▸ **WRITTEN TASK**:
Leaving the pictures aside, transcribe every line below exactly.

# Start of EXERCISE DATA

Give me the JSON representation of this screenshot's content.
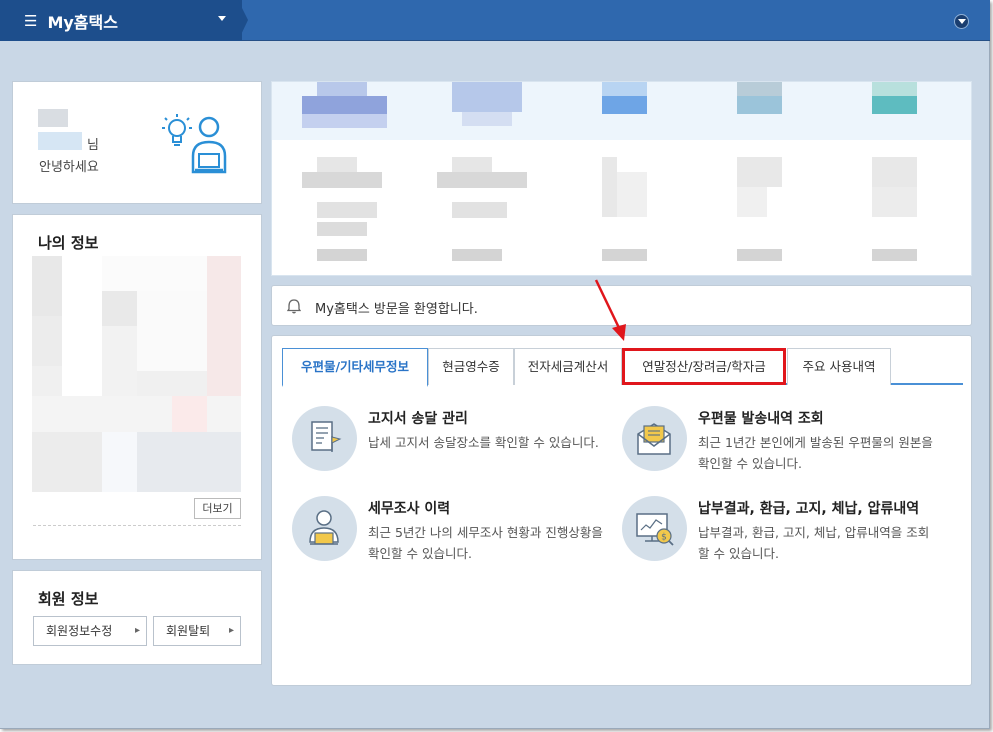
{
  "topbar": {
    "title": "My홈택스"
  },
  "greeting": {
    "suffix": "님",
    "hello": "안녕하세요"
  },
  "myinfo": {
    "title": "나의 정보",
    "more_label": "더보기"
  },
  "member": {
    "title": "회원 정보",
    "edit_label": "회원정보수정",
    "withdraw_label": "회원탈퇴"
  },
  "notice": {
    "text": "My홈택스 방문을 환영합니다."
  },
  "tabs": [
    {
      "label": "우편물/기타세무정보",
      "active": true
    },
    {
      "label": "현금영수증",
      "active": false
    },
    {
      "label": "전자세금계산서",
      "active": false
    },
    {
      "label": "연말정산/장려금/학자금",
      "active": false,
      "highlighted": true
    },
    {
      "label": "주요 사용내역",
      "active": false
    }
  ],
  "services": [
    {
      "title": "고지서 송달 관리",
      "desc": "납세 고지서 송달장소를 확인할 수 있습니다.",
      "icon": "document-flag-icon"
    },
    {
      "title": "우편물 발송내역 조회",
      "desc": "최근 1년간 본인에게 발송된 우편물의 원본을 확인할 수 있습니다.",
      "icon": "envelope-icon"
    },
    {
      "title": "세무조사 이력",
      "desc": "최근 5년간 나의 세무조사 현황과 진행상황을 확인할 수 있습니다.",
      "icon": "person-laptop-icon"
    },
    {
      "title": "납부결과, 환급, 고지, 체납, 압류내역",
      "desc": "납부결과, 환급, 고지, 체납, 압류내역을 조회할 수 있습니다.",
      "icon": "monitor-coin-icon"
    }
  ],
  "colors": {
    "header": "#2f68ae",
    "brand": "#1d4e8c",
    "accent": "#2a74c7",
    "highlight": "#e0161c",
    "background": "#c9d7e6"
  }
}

# End of EXERCISE DATA

▸ **WRITTEN SOLUTION**:
Give me the JSON representation of this screenshot's content.
{
  "topbar": {
    "title": "My홈택스"
  },
  "greeting": {
    "suffix": "님",
    "hello": "안녕하세요"
  },
  "myinfo": {
    "title": "나의 정보",
    "more_label": "더보기"
  },
  "member": {
    "title": "회원 정보",
    "edit_label": "회원정보수정",
    "withdraw_label": "회원탈퇴"
  },
  "notice": {
    "text": "My홈택스 방문을 환영합니다."
  },
  "tabs": [
    {
      "label": "우편물/기타세무정보",
      "active": true
    },
    {
      "label": "현금영수증",
      "active": false
    },
    {
      "label": "전자세금계산서",
      "active": false
    },
    {
      "label": "연말정산/장려금/학자금",
      "active": false,
      "highlighted": true
    },
    {
      "label": "주요 사용내역",
      "active": false
    }
  ],
  "services": [
    {
      "title": "고지서 송달 관리",
      "desc": "납세 고지서 송달장소를 확인할 수 있습니다.",
      "icon": "document-flag-icon"
    },
    {
      "title": "우편물 발송내역 조회",
      "desc": "최근 1년간 본인에게 발송된 우편물의 원본을 확인할 수 있습니다.",
      "icon": "envelope-icon"
    },
    {
      "title": "세무조사 이력",
      "desc": "최근 5년간 나의 세무조사 현황과 진행상황을 확인할 수 있습니다.",
      "icon": "person-laptop-icon"
    },
    {
      "title": "납부결과, 환급, 고지, 체납, 압류내역",
      "desc": "납부결과, 환급, 고지, 체납, 압류내역을 조회할 수 있습니다.",
      "icon": "monitor-coin-icon"
    }
  ],
  "colors": {
    "header": "#2f68ae",
    "brand": "#1d4e8c",
    "accent": "#2a74c7",
    "highlight": "#e0161c",
    "background": "#c9d7e6"
  }
}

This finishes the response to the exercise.